(Records from a collection)
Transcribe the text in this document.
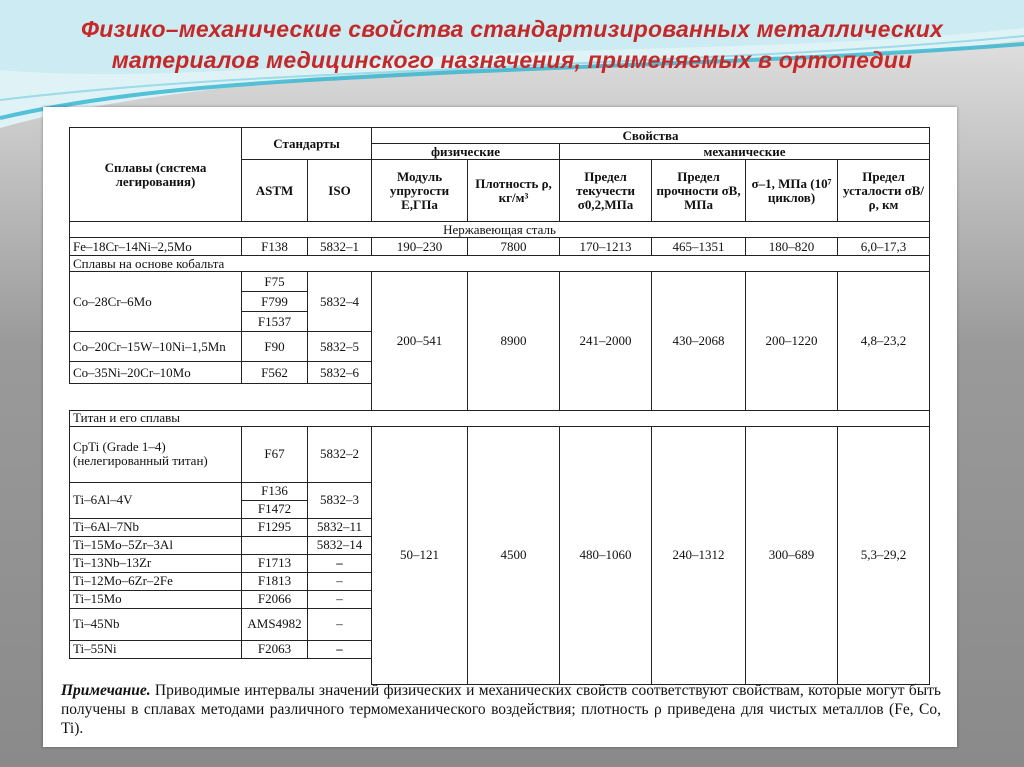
Физико–механические свойства стандартизированных металлических
материалов медицинского назначения, применяемых в ортопедии
Сплавы (система легирования)	Стандарты		Свойства					
			физические		механические			
	ASTM	ISO	Модуль упругости Е,ГПа	Плотность ρ, кг/м³	Предел текучести σ0,2,МПа	Предел прочности σB, МПа	σ–1, МПа (10⁷ циклов)	Предел усталости σB/ρ, км
Нержавеющая сталь								
Fe–18Cr–14Ni–2,5Mo	F138	5832–1	190–230	7800	170–1213	465–1351	180–820	6,0–17,3
Сплавы на основе кобальта								
Co–28Cr–6Mo	F75	5832–4	200–541	8900	241–2000	430–2068	200–1220	4,8–23,2
	F799							
	F1537							
Co–20Cr–15W–10Ni–1,5Mn	F90	5832–5						
Co–35Ni–20Cr–10Mo	F562	5832–6						

Титан и его сплавы								
CpTi (Grade 1–4) (нелегированный титан)	F67	5832–2	50–121	4500	480–1060	240–1312	300–689	5,3–29,2
Ti–6Al–4V	F136	5832–3						
	F1472							
Ti–6Al–7Nb	F1295	5832–11						
Ti–15Mo–5Zr–3Al		5832–14						
Ti–13Nb–13Zr	F1713	–						
Ti–12Mo–6Zr–2Fe	F1813	–						
Ti–15Mo	F2066	–						
Ti–45Nb	AMS4982	–						
Ti–55Ni	F2063	–						

Примечание. Приводимые интервалы значений физических и механических свойств соответствуют свойствам, которые могут быть получены в сплавах методами различного термомеханического воздействия; плотность ρ приведена для чистых металлов (Fe, Co, Ti).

__Given exercise__. Copy each line exactly, and leave the pictures out of your copy.

__Written solution__.
Transcribe the text in this document.
Физико–механические свойства стандартизированных металлических
материалов медицинского назначения, применяемых в ортопедии
Сплавы (система легирования)	Стандарты		Свойства					
			физические		механические			
	ASTM	ISO	Модуль упругости Е,ГПа	Плотность ρ, кг/м³	Предел текучести σ0,2,МПа	Предел прочности σB, МПа	σ–1, МПа (10⁷ циклов)	Предел усталости σB/ρ, км
Нержавеющая сталь								
Fe–18Cr–14Ni–2,5Mo	F138	5832–1	190–230	7800	170–1213	465–1351	180–820	6,0–17,3
Сплавы на основе кобальта								
Co–28Cr–6Mo	F75	5832–4	200–541	8900	241–2000	430–2068	200–1220	4,8–23,2
	F799							
	F1537							
Co–20Cr–15W–10Ni–1,5Mn	F90	5832–5						
Co–35Ni–20Cr–10Mo	F562	5832–6						

Титан и его сплавы								
CpTi (Grade 1–4) (нелегированный титан)	F67	5832–2	50–121	4500	480–1060	240–1312	300–689	5,3–29,2
Ti–6Al–4V	F136	5832–3						
	F1472							
Ti–6Al–7Nb	F1295	5832–11						
Ti–15Mo–5Zr–3Al		5832–14						
Ti–13Nb–13Zr	F1713	–						
Ti–12Mo–6Zr–2Fe	F1813	–						
Ti–15Mo	F2066	–						
Ti–45Nb	AMS4982	–						
Ti–55Ni	F2063	–						

Примечание. Приводимые интервалы значений физических и механических свойств соответствуют свойствам, которые могут быть получены в сплавах методами различного термомеханического воздействия; плотность ρ приведена для чистых металлов (Fe, Co, Ti).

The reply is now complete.